The records are to be restated in their entirety, word for word.

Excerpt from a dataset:
• • •

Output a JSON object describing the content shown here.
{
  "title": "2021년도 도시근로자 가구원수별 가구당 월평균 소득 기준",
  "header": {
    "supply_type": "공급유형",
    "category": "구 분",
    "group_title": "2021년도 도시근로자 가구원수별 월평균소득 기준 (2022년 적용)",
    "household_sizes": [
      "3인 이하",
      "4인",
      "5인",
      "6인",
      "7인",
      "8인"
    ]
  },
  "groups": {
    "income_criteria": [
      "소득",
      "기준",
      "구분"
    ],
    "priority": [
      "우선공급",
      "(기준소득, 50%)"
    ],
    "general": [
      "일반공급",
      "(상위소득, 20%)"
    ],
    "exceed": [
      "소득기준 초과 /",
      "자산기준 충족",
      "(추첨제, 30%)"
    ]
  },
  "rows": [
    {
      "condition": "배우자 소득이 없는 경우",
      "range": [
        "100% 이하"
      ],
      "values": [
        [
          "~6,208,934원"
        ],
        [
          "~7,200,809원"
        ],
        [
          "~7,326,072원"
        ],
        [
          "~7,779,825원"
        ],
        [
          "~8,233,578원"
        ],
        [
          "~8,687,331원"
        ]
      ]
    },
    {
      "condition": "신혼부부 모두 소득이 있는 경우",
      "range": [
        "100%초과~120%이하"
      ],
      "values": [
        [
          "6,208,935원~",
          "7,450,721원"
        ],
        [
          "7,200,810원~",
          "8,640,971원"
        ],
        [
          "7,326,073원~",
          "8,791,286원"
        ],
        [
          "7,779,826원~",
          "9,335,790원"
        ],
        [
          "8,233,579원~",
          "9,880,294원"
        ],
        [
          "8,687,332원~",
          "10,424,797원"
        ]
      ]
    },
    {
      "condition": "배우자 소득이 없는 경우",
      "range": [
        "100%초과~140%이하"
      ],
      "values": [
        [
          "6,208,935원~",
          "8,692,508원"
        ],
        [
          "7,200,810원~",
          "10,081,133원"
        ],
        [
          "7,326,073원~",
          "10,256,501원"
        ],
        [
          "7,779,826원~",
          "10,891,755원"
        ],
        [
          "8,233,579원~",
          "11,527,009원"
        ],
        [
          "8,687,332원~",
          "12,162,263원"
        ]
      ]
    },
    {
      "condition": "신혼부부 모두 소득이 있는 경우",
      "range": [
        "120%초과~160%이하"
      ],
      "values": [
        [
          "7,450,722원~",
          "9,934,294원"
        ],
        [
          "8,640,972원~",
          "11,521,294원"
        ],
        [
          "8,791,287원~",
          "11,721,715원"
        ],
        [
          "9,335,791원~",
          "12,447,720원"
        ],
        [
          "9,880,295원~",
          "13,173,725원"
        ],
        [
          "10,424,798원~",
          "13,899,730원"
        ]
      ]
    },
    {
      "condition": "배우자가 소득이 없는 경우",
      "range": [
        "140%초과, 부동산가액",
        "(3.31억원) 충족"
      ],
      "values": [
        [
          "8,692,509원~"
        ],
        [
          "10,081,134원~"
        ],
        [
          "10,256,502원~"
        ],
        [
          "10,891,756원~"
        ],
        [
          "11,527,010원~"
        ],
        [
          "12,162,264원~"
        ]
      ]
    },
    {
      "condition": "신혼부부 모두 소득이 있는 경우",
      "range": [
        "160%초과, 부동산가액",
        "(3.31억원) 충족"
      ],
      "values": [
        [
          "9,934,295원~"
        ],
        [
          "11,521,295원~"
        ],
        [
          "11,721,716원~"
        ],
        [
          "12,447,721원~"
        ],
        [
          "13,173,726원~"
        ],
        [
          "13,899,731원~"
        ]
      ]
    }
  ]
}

• • •

- [Exercise response]:
Output a JSON object describing the content shown here.
{
  "title": "2021년도 도시근로자 가구원수별 가구당 월평균 소득 기준",
  "header": {
    "supply_type": "공급유형",
    "category": "구 분",
    "group_title": "2021년도 도시근로자 가구원수별 월평균소득 기준 (2022년 적용)",
    "household_sizes": [
      "3인 이하",
      "4인",
      "5인",
      "6인",
      "7인",
      "8인"
    ]
  },
  "groups": {
    "income_criteria": [
      "소득",
      "기준",
      "구분"
    ],
    "priority": [
      "우선공급",
      "(기준소득, 50%)"
    ],
    "general": [
      "일반공급",
      "(상위소득, 20%)"
    ],
    "exceed": [
      "소득기준 초과 /",
      "자산기준 충족",
      "(추첨제, 30%)"
    ]
  },
  "rows": [
    {
      "condition": "배우자 소득이 없는 경우",
      "range": [
        "100% 이하"
      ],
      "values": [
        [
          "~6,208,934원"
        ],
        [
          "~7,200,809원"
        ],
        [
          "~7,326,072원"
        ],
        [
          "~7,779,825원"
        ],
        [
          "~8,233,578원"
        ],
        [
          "~8,687,331원"
        ]
      ]
    },
    {
      "condition": "신혼부부 모두 소득이 있는 경우",
      "range": [
        "100%초과~120%이하"
      ],
      "values": [
        [
          "6,208,935원~",
          "7,450,721원"
        ],
        [
          "7,200,810원~",
          "8,640,971원"
        ],
        [
          "7,326,073원~",
          "8,791,286원"
        ],
        [
          "7,779,826원~",
          "9,335,790원"
        ],
        [
          "8,233,579원~",
          "9,880,294원"
        ],
        [
          "8,687,332원~",
          "10,424,797원"
        ]
      ]
    },
    {
      "condition": "배우자 소득이 없는 경우",
      "range": [
        "100%초과~140%이하"
      ],
      "values": [
        [
          "6,208,935원~",
          "8,692,508원"
        ],
        [
          "7,200,810원~",
          "10,081,133원"
        ],
        [
          "7,326,073원~",
          "10,256,501원"
        ],
        [
          "7,779,826원~",
          "10,891,755원"
        ],
        [
          "8,233,579원~",
          "11,527,009원"
        ],
        [
          "8,687,332원~",
          "12,162,263원"
        ]
      ]
    },
    {
      "condition": "신혼부부 모두 소득이 있는 경우",
      "range": [
        "120%초과~160%이하"
      ],
      "values": [
        [
          "7,450,722원~",
          "9,934,294원"
        ],
        [
          "8,640,972원~",
          "11,521,294원"
        ],
        [
          "8,791,287원~",
          "11,721,715원"
        ],
        [
          "9,335,791원~",
          "12,447,720원"
        ],
        [
          "9,880,295원~",
          "13,173,725원"
        ],
        [
          "10,424,798원~",
          "13,899,730원"
        ]
      ]
    },
    {
      "condition": "배우자가 소득이 없는 경우",
      "range": [
        "140%초과, 부동산가액",
        "(3.31억원) 충족"
      ],
      "values": [
        [
          "8,692,509원~"
        ],
        [
          "10,081,134원~"
        ],
        [
          "10,256,502원~"
        ],
        [
          "10,891,756원~"
        ],
        [
          "11,527,010원~"
        ],
        [
          "12,162,264원~"
        ]
      ]
    },
    {
      "condition": "신혼부부 모두 소득이 있는 경우",
      "range": [
        "160%초과, 부동산가액",
        "(3.31억원) 충족"
      ],
      "values": [
        [
          "9,934,295원~"
        ],
        [
          "11,521,295원~"
        ],
        [
          "11,721,716원~"
        ],
        [
          "12,447,721원~"
        ],
        [
          "13,173,726원~"
        ],
        [
          "13,899,731원~"
        ]
      ]
    }
  ]
}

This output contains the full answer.